>> start Data for this task

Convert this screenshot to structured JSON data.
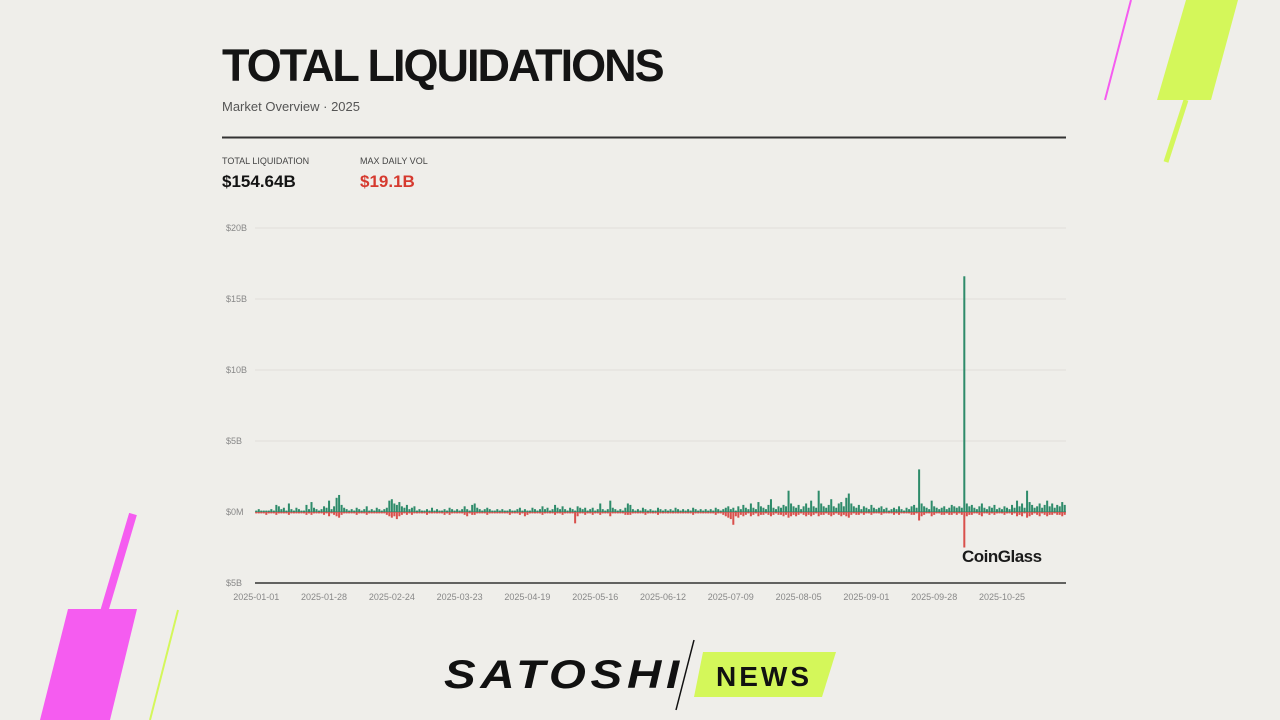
{
  "chart_data": {
    "type": "bar",
    "title": "TOTAL LIQUIDATIONS",
    "subtitle": "Market Overview · 2025",
    "stats": [
      {
        "label": "TOTAL LIQUIDATION",
        "value": "$154.64B"
      },
      {
        "label": "MAX DAILY VOL",
        "value": "$19.1B"
      }
    ],
    "watermark": "CoinGlass",
    "ylim": [
      -5,
      20
    ],
    "yticks": [
      {
        "value": -5,
        "label": "$5B"
      },
      {
        "value": 0,
        "label": "$0M"
      },
      {
        "value": 5,
        "label": "$5B"
      },
      {
        "value": 10,
        "label": "$10B"
      },
      {
        "value": 15,
        "label": "$15B"
      },
      {
        "value": 20,
        "label": "$20B"
      }
    ],
    "grid": true,
    "categories": [
      "2025-01-01",
      null,
      null,
      null,
      null,
      null,
      null,
      null,
      null,
      null,
      null,
      null,
      null,
      null,
      null,
      null,
      null,
      null,
      null,
      null,
      null,
      null,
      null,
      null,
      null,
      null,
      null,
      "2025-01-28",
      null,
      null,
      null,
      null,
      null,
      null,
      null,
      null,
      null,
      null,
      null,
      null,
      null,
      null,
      null,
      null,
      null,
      null,
      null,
      null,
      null,
      null,
      null,
      null,
      null,
      null,
      "2025-02-24",
      null,
      null,
      null,
      null,
      null,
      null,
      null,
      null,
      null,
      null,
      null,
      null,
      null,
      null,
      null,
      null,
      null,
      null,
      null,
      null,
      null,
      null,
      null,
      null,
      null,
      null,
      "2025-03-23",
      null,
      null,
      null,
      null,
      null,
      null,
      null,
      null,
      null,
      null,
      null,
      null,
      null,
      null,
      null,
      null,
      null,
      null,
      null,
      null,
      null,
      null,
      null,
      null,
      null,
      null,
      "2025-04-19",
      null,
      null,
      null,
      null,
      null,
      null,
      null,
      null,
      null,
      null,
      null,
      null,
      null,
      null,
      null,
      null,
      null,
      null,
      null,
      null,
      null,
      null,
      null,
      null,
      null,
      null,
      "2025-05-16",
      null,
      null,
      null,
      null,
      null,
      null,
      null,
      null,
      null,
      null,
      null,
      null,
      null,
      null,
      null,
      null,
      null,
      null,
      null,
      null,
      null,
      null,
      null,
      null,
      null,
      null,
      "2025-06-12",
      null,
      null,
      null,
      null,
      null,
      null,
      null,
      null,
      null,
      null,
      null,
      null,
      null,
      null,
      null,
      null,
      null,
      null,
      null,
      null,
      null,
      null,
      null,
      null,
      null,
      null,
      "2025-07-09",
      null,
      null,
      null,
      null,
      null,
      null,
      null,
      null,
      null,
      null,
      null,
      null,
      null,
      null,
      null,
      null,
      null,
      null,
      null,
      null,
      null,
      null,
      null,
      null,
      null,
      null,
      "2025-08-05",
      null,
      null,
      null,
      null,
      null,
      null,
      null,
      null,
      null,
      null,
      null,
      null,
      null,
      null,
      null,
      null,
      null,
      null,
      null,
      null,
      null,
      null,
      null,
      null,
      null,
      null,
      "2025-09-01",
      null,
      null,
      null,
      null,
      null,
      null,
      null,
      null,
      null,
      null,
      null,
      null,
      null,
      null,
      null,
      null,
      null,
      null,
      null,
      null,
      null,
      null,
      null,
      null,
      null,
      null,
      "2025-09-28",
      null,
      null,
      null,
      null,
      null,
      null,
      null,
      null,
      null,
      null,
      null,
      null,
      null,
      null,
      null,
      null,
      null,
      null,
      null,
      null,
      null,
      null,
      null,
      null,
      null,
      null,
      "2025-10-25",
      null,
      null,
      null,
      null,
      null,
      null,
      null,
      null,
      null,
      null,
      null,
      null,
      null,
      null,
      null,
      null,
      null,
      null,
      null,
      null,
      null,
      null,
      null,
      null,
      null
    ],
    "series": [
      {
        "color": "#2e8b6a",
        "values": [
          0.1,
          0.2,
          0.1,
          0.1,
          0.1,
          0.1,
          0.2,
          0.1,
          0.5,
          0.4,
          0.2,
          0.3,
          0.1,
          0.6,
          0.2,
          0.1,
          0.3,
          0.2,
          0.1,
          0.1,
          0.5,
          0.2,
          0.7,
          0.3,
          0.2,
          0.1,
          0.2,
          0.4,
          0.3,
          0.8,
          0.2,
          0.4,
          1.0,
          1.2,
          0.5,
          0.3,
          0.2,
          0.1,
          0.2,
          0.1,
          0.3,
          0.2,
          0.1,
          0.2,
          0.4,
          0.1,
          0.2,
          0.1,
          0.3,
          0.2,
          0.1,
          0.2,
          0.3,
          0.8,
          0.9,
          0.6,
          0.5,
          0.7,
          0.4,
          0.3,
          0.5,
          0.2,
          0.3,
          0.4,
          0.1,
          0.2,
          0.1,
          0.1,
          0.2,
          0.1,
          0.3,
          0.1,
          0.2,
          0.1,
          0.1,
          0.2,
          0.1,
          0.3,
          0.2,
          0.1,
          0.2,
          0.1,
          0.2,
          0.4,
          0.2,
          0.1,
          0.5,
          0.6,
          0.3,
          0.2,
          0.1,
          0.2,
          0.3,
          0.2,
          0.1,
          0.1,
          0.2,
          0.1,
          0.2,
          0.1,
          0.1,
          0.2,
          0.1,
          0.1,
          0.2,
          0.3,
          0.1,
          0.2,
          0.1,
          0.1,
          0.3,
          0.2,
          0.1,
          0.2,
          0.4,
          0.2,
          0.3,
          0.1,
          0.2,
          0.5,
          0.3,
          0.2,
          0.4,
          0.2,
          0.1,
          0.3,
          0.2,
          0.1,
          0.4,
          0.3,
          0.2,
          0.3,
          0.1,
          0.2,
          0.3,
          0.1,
          0.2,
          0.6,
          0.2,
          0.1,
          0.2,
          0.8,
          0.3,
          0.2,
          0.1,
          0.2,
          0.1,
          0.3,
          0.6,
          0.5,
          0.2,
          0.1,
          0.2,
          0.1,
          0.3,
          0.2,
          0.1,
          0.2,
          0.1,
          0.1,
          0.3,
          0.2,
          0.1,
          0.2,
          0.1,
          0.2,
          0.1,
          0.3,
          0.2,
          0.1,
          0.2,
          0.1,
          0.2,
          0.1,
          0.3,
          0.2,
          0.1,
          0.2,
          0.1,
          0.2,
          0.1,
          0.2,
          0.1,
          0.3,
          0.2,
          0.1,
          0.2,
          0.3,
          0.4,
          0.2,
          0.3,
          0.1,
          0.4,
          0.2,
          0.5,
          0.3,
          0.2,
          0.6,
          0.3,
          0.2,
          0.7,
          0.4,
          0.3,
          0.2,
          0.5,
          0.9,
          0.3,
          0.2,
          0.4,
          0.3,
          0.5,
          0.4,
          1.5,
          0.6,
          0.4,
          0.3,
          0.5,
          0.2,
          0.4,
          0.6,
          0.3,
          0.8,
          0.4,
          0.3,
          1.5,
          0.6,
          0.4,
          0.3,
          0.5,
          0.9,
          0.4,
          0.3,
          0.6,
          0.7,
          0.4,
          1.0,
          1.3,
          0.6,
          0.4,
          0.3,
          0.5,
          0.2,
          0.4,
          0.3,
          0.2,
          0.5,
          0.3,
          0.2,
          0.3,
          0.4,
          0.2,
          0.3,
          0.1,
          0.2,
          0.3,
          0.2,
          0.4,
          0.2,
          0.1,
          0.3,
          0.2,
          0.4,
          0.5,
          0.3,
          3.0,
          0.6,
          0.4,
          0.3,
          0.2,
          0.8,
          0.4,
          0.3,
          0.2,
          0.3,
          0.4,
          0.2,
          0.3,
          0.5,
          0.4,
          0.3,
          0.4,
          0.3,
          16.6,
          0.6,
          0.4,
          0.5,
          0.3,
          0.2,
          0.4,
          0.6,
          0.3,
          0.2,
          0.4,
          0.3,
          0.5,
          0.2,
          0.3,
          0.2,
          0.4,
          0.3,
          0.2,
          0.5,
          0.3,
          0.8,
          0.4,
          0.6,
          0.3,
          1.5,
          0.7,
          0.5,
          0.3,
          0.4,
          0.6,
          0.3,
          0.5,
          0.8,
          0.4,
          0.6,
          0.3,
          0.5,
          0.4,
          0.7,
          0.5
        ]
      },
      {
        "color": "#d9504c",
        "values": [
          -0.1,
          -0.1,
          -0.1,
          -0.1,
          -0.2,
          -0.1,
          -0.1,
          -0.1,
          -0.2,
          -0.1,
          -0.1,
          -0.1,
          -0.1,
          -0.2,
          -0.1,
          -0.1,
          -0.1,
          -0.1,
          -0.1,
          -0.1,
          -0.2,
          -0.1,
          -0.2,
          -0.1,
          -0.1,
          -0.1,
          -0.1,
          -0.2,
          -0.1,
          -0.3,
          -0.1,
          -0.2,
          -0.3,
          -0.4,
          -0.2,
          -0.1,
          -0.1,
          -0.1,
          -0.1,
          -0.1,
          -0.2,
          -0.1,
          -0.1,
          -0.1,
          -0.2,
          -0.1,
          -0.1,
          -0.1,
          -0.1,
          -0.1,
          -0.1,
          -0.1,
          -0.2,
          -0.3,
          -0.4,
          -0.3,
          -0.5,
          -0.3,
          -0.2,
          -0.1,
          -0.2,
          -0.1,
          -0.2,
          -0.1,
          -0.1,
          -0.1,
          -0.1,
          -0.1,
          -0.2,
          -0.1,
          -0.1,
          -0.1,
          -0.1,
          -0.1,
          -0.1,
          -0.2,
          -0.1,
          -0.2,
          -0.1,
          -0.1,
          -0.1,
          -0.1,
          -0.1,
          -0.2,
          -0.3,
          -0.1,
          -0.2,
          -0.2,
          -0.1,
          -0.1,
          -0.1,
          -0.1,
          -0.2,
          -0.1,
          -0.1,
          -0.1,
          -0.1,
          -0.1,
          -0.1,
          -0.1,
          -0.1,
          -0.2,
          -0.1,
          -0.1,
          -0.1,
          -0.2,
          -0.1,
          -0.3,
          -0.2,
          -0.1,
          -0.1,
          -0.1,
          -0.1,
          -0.1,
          -0.2,
          -0.1,
          -0.1,
          -0.1,
          -0.1,
          -0.2,
          -0.1,
          -0.1,
          -0.2,
          -0.1,
          -0.1,
          -0.1,
          -0.1,
          -0.8,
          -0.3,
          -0.1,
          -0.1,
          -0.2,
          -0.1,
          -0.1,
          -0.2,
          -0.1,
          -0.1,
          -0.2,
          -0.1,
          -0.1,
          -0.1,
          -0.3,
          -0.1,
          -0.1,
          -0.1,
          -0.1,
          -0.1,
          -0.2,
          -0.2,
          -0.2,
          -0.1,
          -0.1,
          -0.1,
          -0.1,
          -0.1,
          -0.2,
          -0.1,
          -0.1,
          -0.1,
          -0.1,
          -0.2,
          -0.1,
          -0.1,
          -0.1,
          -0.1,
          -0.1,
          -0.1,
          -0.1,
          -0.1,
          -0.1,
          -0.1,
          -0.1,
          -0.1,
          -0.1,
          -0.2,
          -0.1,
          -0.1,
          -0.1,
          -0.1,
          -0.1,
          -0.1,
          -0.1,
          -0.1,
          -0.2,
          -0.1,
          -0.1,
          -0.2,
          -0.3,
          -0.4,
          -0.5,
          -0.9,
          -0.3,
          -0.4,
          -0.2,
          -0.3,
          -0.2,
          -0.1,
          -0.3,
          -0.2,
          -0.1,
          -0.3,
          -0.2,
          -0.2,
          -0.1,
          -0.2,
          -0.3,
          -0.2,
          -0.1,
          -0.2,
          -0.2,
          -0.3,
          -0.2,
          -0.4,
          -0.3,
          -0.2,
          -0.3,
          -0.2,
          -0.1,
          -0.2,
          -0.3,
          -0.2,
          -0.3,
          -0.2,
          -0.1,
          -0.3,
          -0.2,
          -0.2,
          -0.1,
          -0.2,
          -0.3,
          -0.2,
          -0.1,
          -0.2,
          -0.3,
          -0.2,
          -0.3,
          -0.4,
          -0.2,
          -0.1,
          -0.2,
          -0.2,
          -0.1,
          -0.2,
          -0.1,
          -0.1,
          -0.2,
          -0.1,
          -0.1,
          -0.1,
          -0.2,
          -0.1,
          -0.1,
          -0.1,
          -0.1,
          -0.2,
          -0.1,
          -0.2,
          -0.1,
          -0.1,
          -0.1,
          -0.1,
          -0.2,
          -0.2,
          -0.1,
          -0.6,
          -0.3,
          -0.2,
          -0.1,
          -0.1,
          -0.3,
          -0.2,
          -0.1,
          -0.1,
          -0.2,
          -0.2,
          -0.1,
          -0.2,
          -0.2,
          -0.1,
          -0.2,
          -0.1,
          -0.2,
          -2.5,
          -0.3,
          -0.2,
          -0.2,
          -0.1,
          -0.1,
          -0.2,
          -0.3,
          -0.1,
          -0.1,
          -0.2,
          -0.1,
          -0.2,
          -0.1,
          -0.1,
          -0.1,
          -0.2,
          -0.1,
          -0.1,
          -0.2,
          -0.1,
          -0.3,
          -0.2,
          -0.3,
          -0.1,
          -0.4,
          -0.3,
          -0.2,
          -0.1,
          -0.2,
          -0.3,
          -0.1,
          -0.2,
          -0.3,
          -0.2,
          -0.2,
          -0.1,
          -0.2,
          -0.2,
          -0.3,
          -0.2
        ]
      }
    ]
  },
  "brand": {
    "name": "SATOSHI",
    "tag": "NEWS"
  }
}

>> end Data for this task

▶ Task directions
How many of the lines above contain the string "label"? Give the number only.

▶ Output
8